— START OF RECORDS PROVIDED —

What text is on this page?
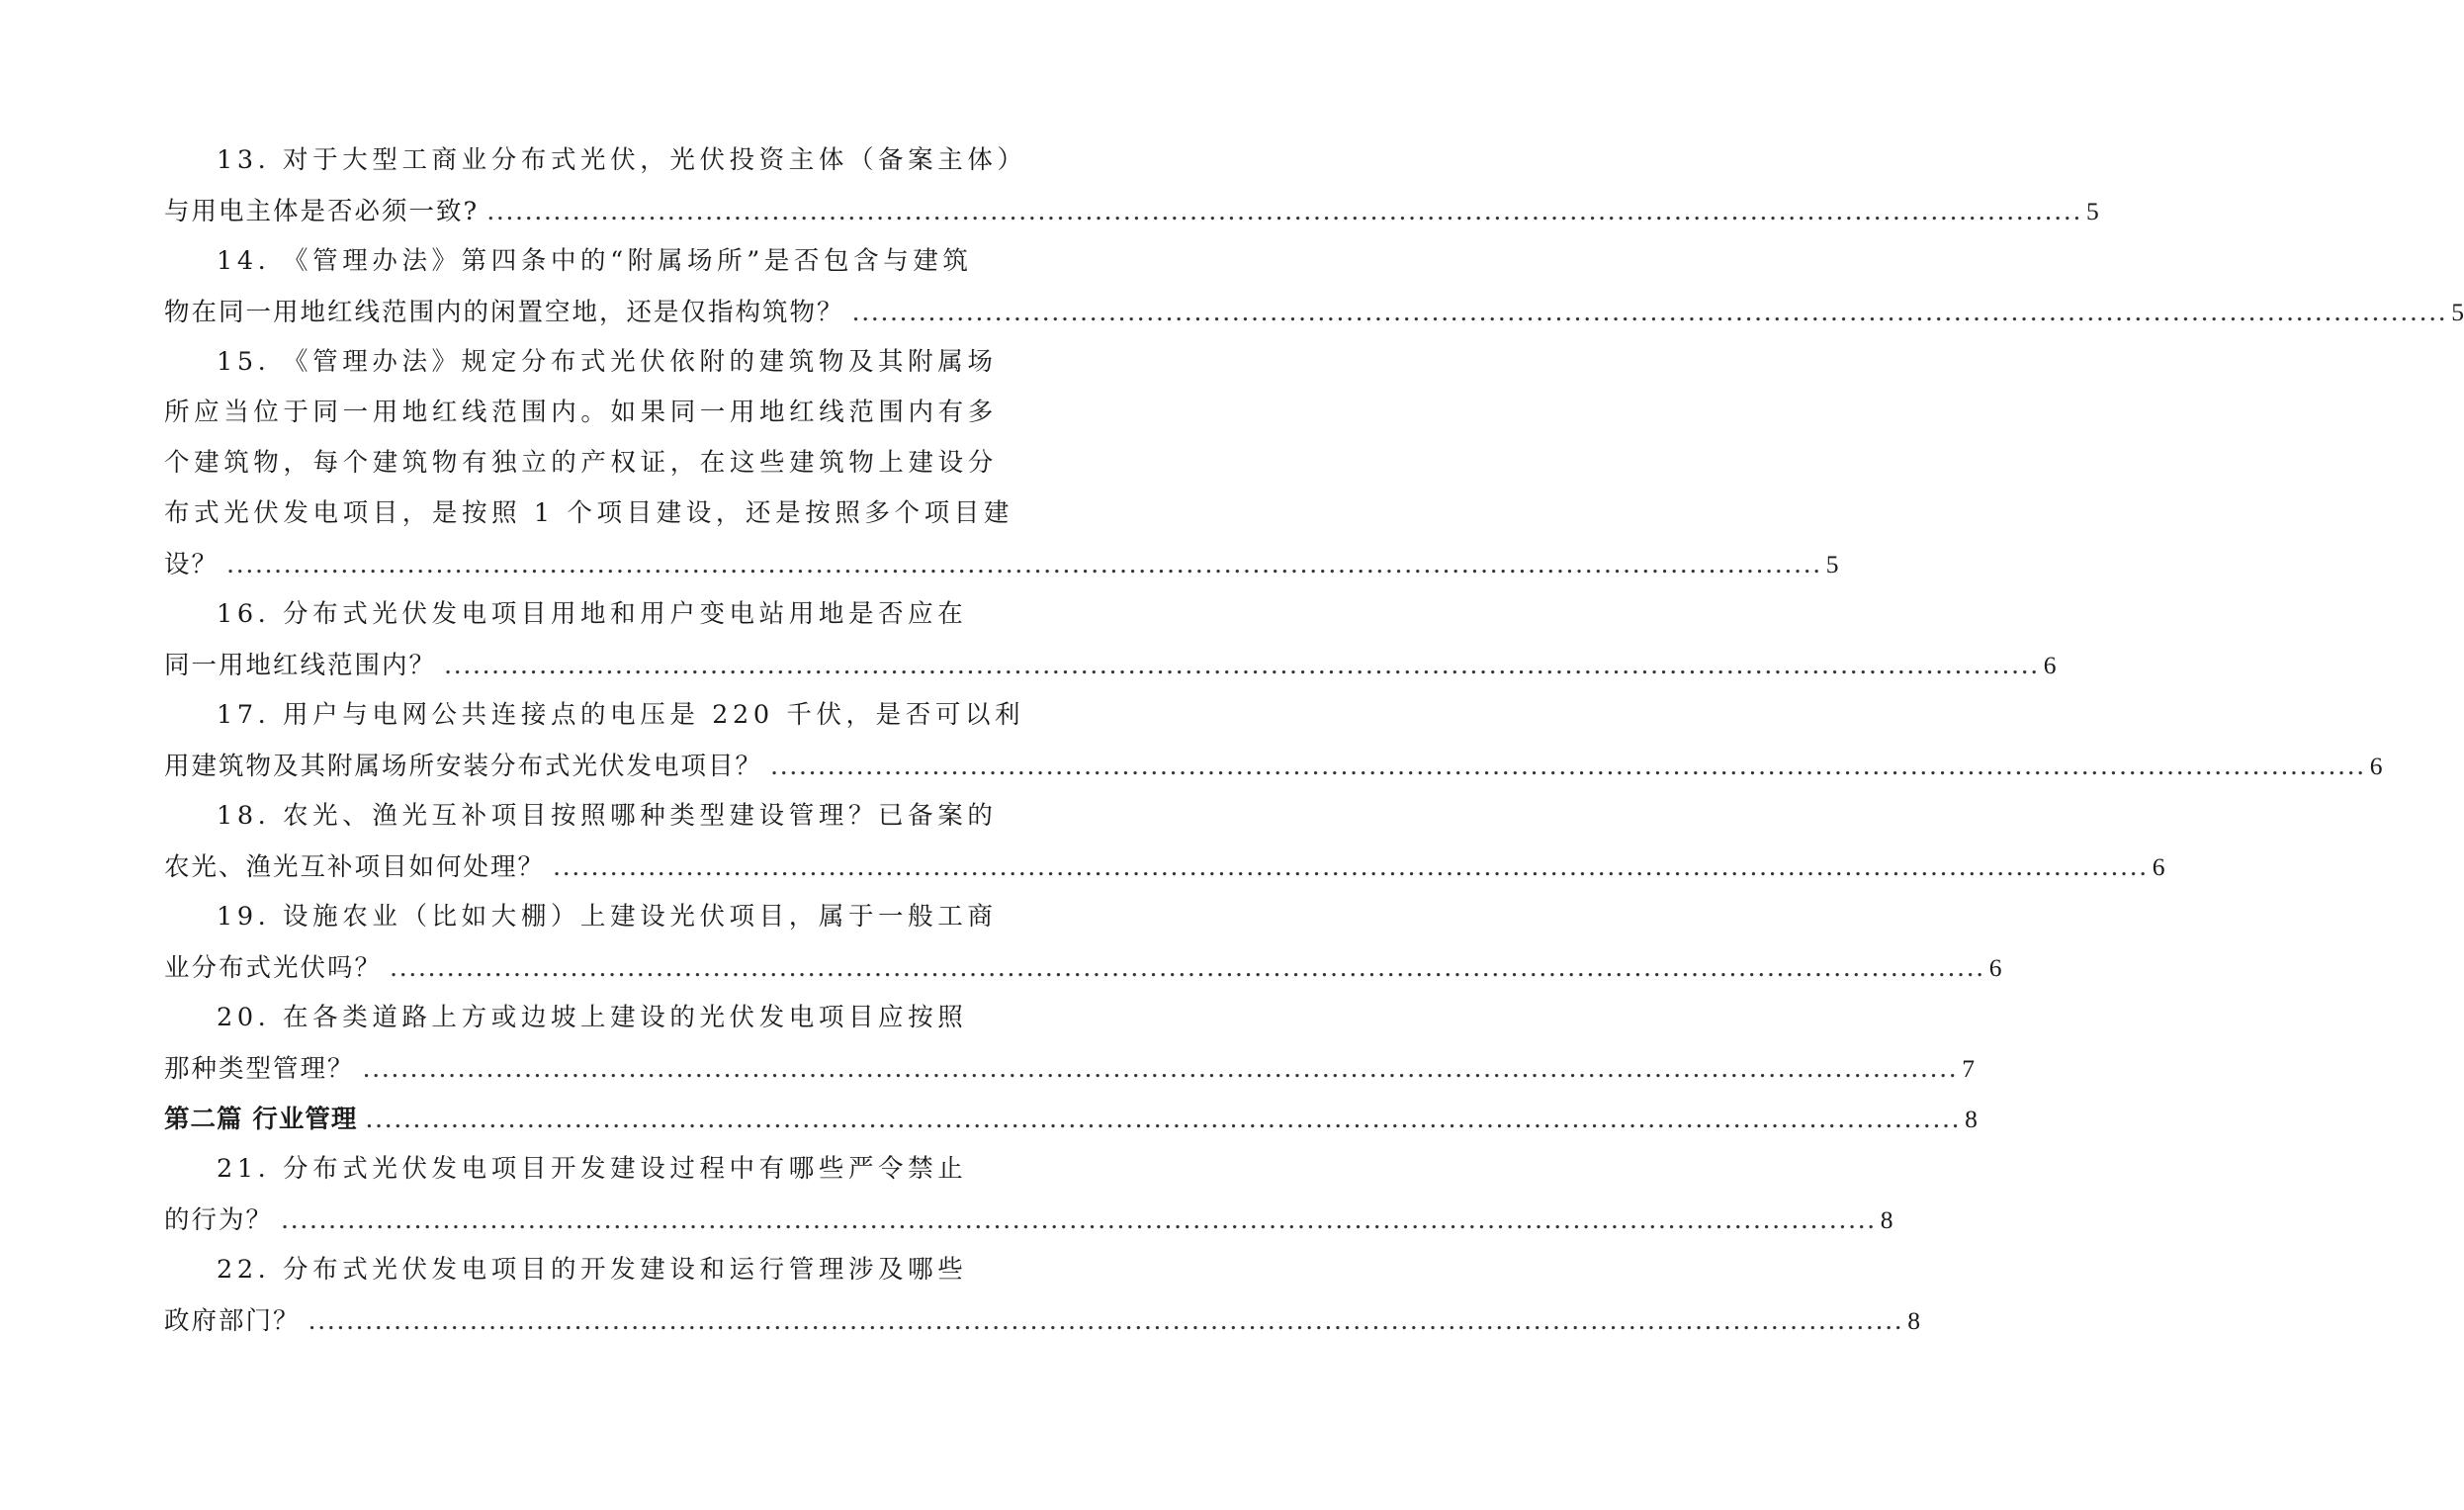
13. 对于大型工商业分布式光伏，光伏投资主体（备案主体）
与用电主体是否必须一致? .....	5
14. 《管理办法》第四条中的“附属场所”是否包含与建筑
物在同一用地红线范围内的闲置空地，还是仅指构筑物？ .....	5
15. 《管理办法》规定分布式光伏依附的建筑物及其附属场
所应当位于同一用地红线范围内。如果同一用地红线范围内有多
个建筑物，每个建筑物有独立的产权证，在这些建筑物上建设分
布式光伏发电项目，是按照 1 个项目建设，还是按照多个项目建
设？ .....	5
16. 分布式光伏发电项目用地和用户变电站用地是否应在
同一用地红线范围内？ .....	6
17. 用户与电网公共连接点的电压是 220 千伏，是否可以利
用建筑物及其附属场所安装分布式光伏发电项目？ .....	6
18. 农光、渔光互补项目按照哪种类型建设管理？已备案的
农光、渔光互补项目如何处理？ .....	6
19. 设施农业（比如大棚）上建设光伏项目，属于一般工商
业分布式光伏吗？ .....	6
20. 在各类道路上方或边坡上建设的光伏发电项目应按照
那种类型管理？ .....	7
第二篇 行业管理 .....	8
21. 分布式光伏发电项目开发建设过程中有哪些严令禁止
的行为？ .....	8
22. 分布式光伏发电项目的开发建设和运行管理涉及哪些
政府部门？ .....	8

— END OF RECORDS PROVIDED —

EXERCISE AIM
Report how many lines of the listing hold the word "管理办法", with nothing but the number.

TASK RESPONSE
2